- **REQUIRED TASK**
Pictures stay out of the copy; set down each line of the listing below exactly.

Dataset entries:
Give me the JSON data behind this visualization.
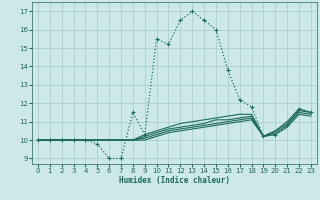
{
  "xlabel": "Humidex (Indice chaleur)",
  "xlim": [
    -0.5,
    23.5
  ],
  "ylim": [
    8.7,
    17.5
  ],
  "yticks": [
    9,
    10,
    11,
    12,
    13,
    14,
    15,
    16,
    17
  ],
  "xticks": [
    0,
    1,
    2,
    3,
    4,
    5,
    6,
    7,
    8,
    9,
    10,
    11,
    12,
    13,
    14,
    15,
    16,
    17,
    18,
    19,
    20,
    21,
    22,
    23
  ],
  "bg_color": "#cce8e8",
  "grid_color": "#aacece",
  "line_color": "#1a6b5a",
  "main_line": [
    10.0,
    10.0,
    10.0,
    10.0,
    10.0,
    9.8,
    9.0,
    9.0,
    11.5,
    10.3,
    15.5,
    15.2,
    16.5,
    17.0,
    16.5,
    16.0,
    13.8,
    12.2,
    11.8,
    10.2,
    10.3,
    10.8,
    11.7,
    11.5
  ],
  "other_lines": [
    [
      10.0,
      10.0,
      10.0,
      10.0,
      10.0,
      10.0,
      10.0,
      10.0,
      10.0,
      10.3,
      10.5,
      10.7,
      10.9,
      11.0,
      11.1,
      11.2,
      11.3,
      11.4,
      11.4,
      10.2,
      10.5,
      11.0,
      11.7,
      11.5
    ],
    [
      10.0,
      10.0,
      10.0,
      10.0,
      10.0,
      10.0,
      10.0,
      10.0,
      10.0,
      10.2,
      10.4,
      10.6,
      10.7,
      10.8,
      10.9,
      11.1,
      11.1,
      11.2,
      11.3,
      10.2,
      10.5,
      10.9,
      11.6,
      11.5
    ],
    [
      10.0,
      10.0,
      10.0,
      10.0,
      10.0,
      10.0,
      10.0,
      10.0,
      10.0,
      10.1,
      10.3,
      10.5,
      10.6,
      10.7,
      10.8,
      10.9,
      11.0,
      11.1,
      11.2,
      10.2,
      10.4,
      10.8,
      11.5,
      11.4
    ],
    [
      10.0,
      10.0,
      10.0,
      10.0,
      10.0,
      10.0,
      10.0,
      10.0,
      10.0,
      10.0,
      10.2,
      10.4,
      10.5,
      10.6,
      10.7,
      10.8,
      10.9,
      11.0,
      11.1,
      10.2,
      10.3,
      10.7,
      11.4,
      11.3
    ]
  ]
}
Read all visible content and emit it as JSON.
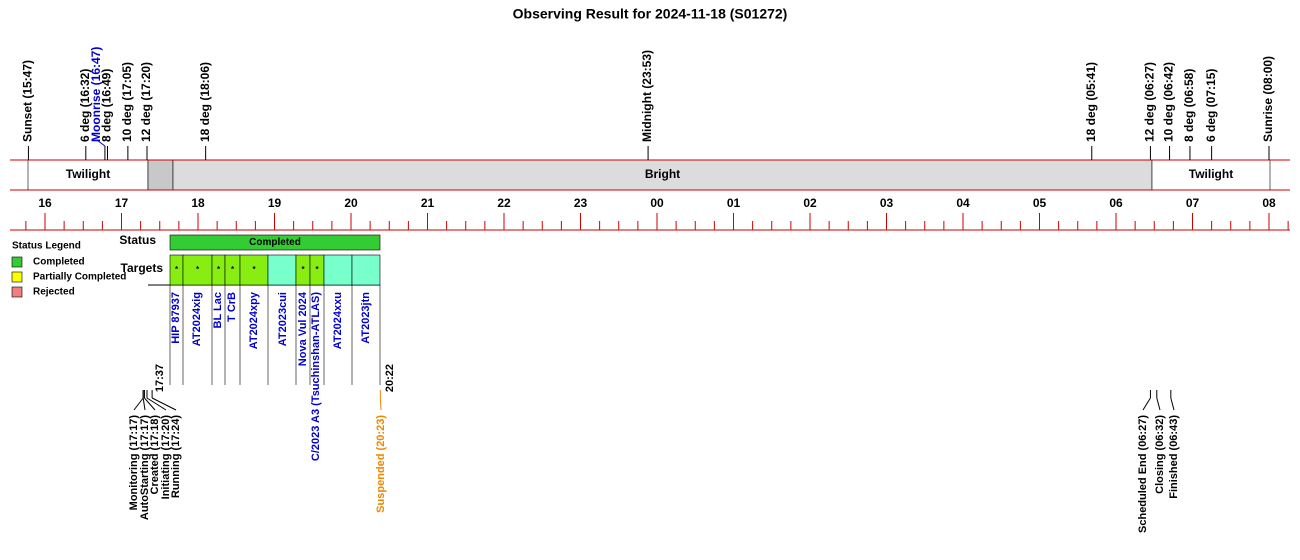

- **TASK SOLUTION**
Give me the JSON data behind this visualization.
{
  "xlabel": "Humidex (Indice chaleur)",
  "xlim": [
    -0.5,
    23.5
  ],
  "ylim": [
    8.7,
    17.5
  ],
  "yticks": [
    9,
    10,
    11,
    12,
    13,
    14,
    15,
    16,
    17
  ],
  "xticks": [
    0,
    1,
    2,
    3,
    4,
    5,
    6,
    7,
    8,
    9,
    10,
    11,
    12,
    13,
    14,
    15,
    16,
    17,
    18,
    19,
    20,
    21,
    22,
    23
  ],
  "bg_color": "#cce8e8",
  "grid_color": "#aacece",
  "line_color": "#1a6b5a",
  "main_line": [
    10.0,
    10.0,
    10.0,
    10.0,
    10.0,
    9.8,
    9.0,
    9.0,
    11.5,
    10.3,
    15.5,
    15.2,
    16.5,
    17.0,
    16.5,
    16.0,
    13.8,
    12.2,
    11.8,
    10.2,
    10.3,
    10.8,
    11.7,
    11.5
  ],
  "other_lines": [
    [
      10.0,
      10.0,
      10.0,
      10.0,
      10.0,
      10.0,
      10.0,
      10.0,
      10.0,
      10.3,
      10.5,
      10.7,
      10.9,
      11.0,
      11.1,
      11.2,
      11.3,
      11.4,
      11.4,
      10.2,
      10.5,
      11.0,
      11.7,
      11.5
    ],
    [
      10.0,
      10.0,
      10.0,
      10.0,
      10.0,
      10.0,
      10.0,
      10.0,
      10.0,
      10.2,
      10.4,
      10.6,
      10.7,
      10.8,
      10.9,
      11.1,
      11.1,
      11.2,
      11.3,
      10.2,
      10.5,
      10.9,
      11.6,
      11.5
    ],
    [
      10.0,
      10.0,
      10.0,
      10.0,
      10.0,
      10.0,
      10.0,
      10.0,
      10.0,
      10.1,
      10.3,
      10.5,
      10.6,
      10.7,
      10.8,
      10.9,
      11.0,
      11.1,
      11.2,
      10.2,
      10.4,
      10.8,
      11.5,
      11.4
    ],
    [
      10.0,
      10.0,
      10.0,
      10.0,
      10.0,
      10.0,
      10.0,
      10.0,
      10.0,
      10.0,
      10.2,
      10.4,
      10.5,
      10.6,
      10.7,
      10.8,
      10.9,
      11.0,
      11.1,
      10.2,
      10.3,
      10.7,
      11.4,
      11.3
    ]
  ]
}
Read all visible content and emit it as JSON.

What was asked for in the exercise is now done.